Copy out every one of the entries below, reproducing each line without any change.

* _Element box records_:
----

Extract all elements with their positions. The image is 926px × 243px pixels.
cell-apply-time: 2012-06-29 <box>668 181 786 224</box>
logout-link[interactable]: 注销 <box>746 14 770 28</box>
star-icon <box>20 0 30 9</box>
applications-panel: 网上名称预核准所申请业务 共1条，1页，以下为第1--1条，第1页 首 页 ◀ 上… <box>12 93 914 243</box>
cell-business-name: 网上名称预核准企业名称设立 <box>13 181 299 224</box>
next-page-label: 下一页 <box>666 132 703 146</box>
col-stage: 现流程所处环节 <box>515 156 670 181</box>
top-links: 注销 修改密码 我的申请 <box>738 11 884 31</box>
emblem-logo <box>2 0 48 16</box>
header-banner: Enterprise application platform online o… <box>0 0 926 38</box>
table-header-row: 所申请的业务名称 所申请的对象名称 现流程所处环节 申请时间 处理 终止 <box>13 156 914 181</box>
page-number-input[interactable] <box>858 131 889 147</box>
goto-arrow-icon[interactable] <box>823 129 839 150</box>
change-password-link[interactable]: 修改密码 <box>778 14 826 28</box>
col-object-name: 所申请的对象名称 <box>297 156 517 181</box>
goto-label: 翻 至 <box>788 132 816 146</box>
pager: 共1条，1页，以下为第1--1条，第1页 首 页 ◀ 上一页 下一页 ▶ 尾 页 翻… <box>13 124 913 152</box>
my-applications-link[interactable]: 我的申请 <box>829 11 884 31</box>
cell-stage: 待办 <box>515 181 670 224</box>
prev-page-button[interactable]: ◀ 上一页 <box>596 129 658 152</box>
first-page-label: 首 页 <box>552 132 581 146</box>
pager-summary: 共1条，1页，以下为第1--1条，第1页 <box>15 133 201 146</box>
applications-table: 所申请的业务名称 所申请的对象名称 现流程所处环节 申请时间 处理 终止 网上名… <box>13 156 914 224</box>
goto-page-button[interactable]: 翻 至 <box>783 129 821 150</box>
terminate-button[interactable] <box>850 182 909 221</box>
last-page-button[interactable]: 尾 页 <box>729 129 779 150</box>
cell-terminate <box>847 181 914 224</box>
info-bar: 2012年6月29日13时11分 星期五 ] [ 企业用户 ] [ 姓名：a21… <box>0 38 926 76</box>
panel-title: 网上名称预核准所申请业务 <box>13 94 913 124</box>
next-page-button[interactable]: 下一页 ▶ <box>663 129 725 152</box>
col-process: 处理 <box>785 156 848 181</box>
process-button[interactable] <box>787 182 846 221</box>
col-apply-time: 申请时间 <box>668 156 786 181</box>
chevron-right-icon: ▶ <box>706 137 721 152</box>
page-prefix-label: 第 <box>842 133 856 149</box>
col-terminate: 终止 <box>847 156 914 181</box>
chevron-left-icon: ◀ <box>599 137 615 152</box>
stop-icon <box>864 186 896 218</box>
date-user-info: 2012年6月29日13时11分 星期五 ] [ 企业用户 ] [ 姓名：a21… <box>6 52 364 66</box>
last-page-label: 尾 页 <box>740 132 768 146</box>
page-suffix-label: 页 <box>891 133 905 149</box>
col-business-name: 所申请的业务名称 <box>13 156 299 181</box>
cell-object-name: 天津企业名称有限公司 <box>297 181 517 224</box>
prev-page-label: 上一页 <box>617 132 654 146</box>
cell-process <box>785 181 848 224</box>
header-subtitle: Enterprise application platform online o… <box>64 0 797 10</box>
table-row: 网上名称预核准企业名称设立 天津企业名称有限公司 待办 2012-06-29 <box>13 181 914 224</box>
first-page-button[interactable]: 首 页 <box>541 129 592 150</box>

----

* _Task response_:
Extract all elements with their positions. The image is 926px × 243px pixels.
cell-apply-time: 2012-06-29 <box>668 181 786 224</box>
logout-link[interactable]: 注销 <box>746 14 770 28</box>
star-icon <box>20 0 30 9</box>
applications-panel: 网上名称预核准所申请业务 共1条，1页，以下为第1--1条，第1页 首 页 ◀ 上… <box>12 93 914 243</box>
cell-business-name: 网上名称预核准企业名称设立 <box>13 181 299 224</box>
next-page-label: 下一页 <box>666 132 703 146</box>
col-stage: 现流程所处环节 <box>515 156 670 181</box>
top-links: 注销 修改密码 我的申请 <box>738 11 884 31</box>
emblem-logo <box>2 0 48 16</box>
header-banner: Enterprise application platform online o… <box>0 0 926 38</box>
table-header-row: 所申请的业务名称 所申请的对象名称 现流程所处环节 申请时间 处理 终止 <box>13 156 914 181</box>
page-number-input[interactable] <box>858 131 889 147</box>
goto-arrow-icon[interactable] <box>823 129 839 150</box>
change-password-link[interactable]: 修改密码 <box>778 14 826 28</box>
col-object-name: 所申请的对象名称 <box>297 156 517 181</box>
goto-label: 翻 至 <box>788 132 816 146</box>
pager: 共1条，1页，以下为第1--1条，第1页 首 页 ◀ 上一页 下一页 ▶ 尾 页 翻… <box>13 124 913 152</box>
my-applications-link[interactable]: 我的申请 <box>829 11 884 31</box>
cell-stage: 待办 <box>515 181 670 224</box>
prev-page-button[interactable]: ◀ 上一页 <box>596 129 658 152</box>
first-page-label: 首 页 <box>552 132 581 146</box>
pager-summary: 共1条，1页，以下为第1--1条，第1页 <box>15 133 201 146</box>
applications-table: 所申请的业务名称 所申请的对象名称 现流程所处环节 申请时间 处理 终止 网上名… <box>13 156 914 224</box>
goto-page-button[interactable]: 翻 至 <box>783 129 821 150</box>
terminate-button[interactable] <box>850 182 909 221</box>
last-page-button[interactable]: 尾 页 <box>729 129 779 150</box>
cell-terminate <box>847 181 914 224</box>
info-bar: 2012年6月29日13时11分 星期五 ] [ 企业用户 ] [ 姓名：a21… <box>0 38 926 76</box>
panel-title: 网上名称预核准所申请业务 <box>13 94 913 124</box>
next-page-button[interactable]: 下一页 ▶ <box>663 129 725 152</box>
col-process: 处理 <box>785 156 848 181</box>
process-button[interactable] <box>787 182 846 221</box>
col-apply-time: 申请时间 <box>668 156 786 181</box>
chevron-right-icon: ▶ <box>706 137 721 152</box>
page-prefix-label: 第 <box>842 133 856 149</box>
col-terminate: 终止 <box>847 156 914 181</box>
chevron-left-icon: ◀ <box>599 137 615 152</box>
stop-icon <box>864 186 896 218</box>
date-user-info: 2012年6月29日13时11分 星期五 ] [ 企业用户 ] [ 姓名：a21… <box>6 52 364 66</box>
last-page-label: 尾 页 <box>740 132 768 146</box>
page-suffix-label: 页 <box>891 133 905 149</box>
col-business-name: 所申请的业务名称 <box>13 156 299 181</box>
cell-object-name: 天津企业名称有限公司 <box>297 181 517 224</box>
prev-page-label: 上一页 <box>617 132 654 146</box>
cell-process <box>785 181 848 224</box>
header-subtitle: Enterprise application platform online o… <box>64 0 797 10</box>
table-row: 网上名称预核准企业名称设立 天津企业名称有限公司 待办 2012-06-29 <box>13 181 914 224</box>
first-page-button[interactable]: 首 页 <box>541 129 592 150</box>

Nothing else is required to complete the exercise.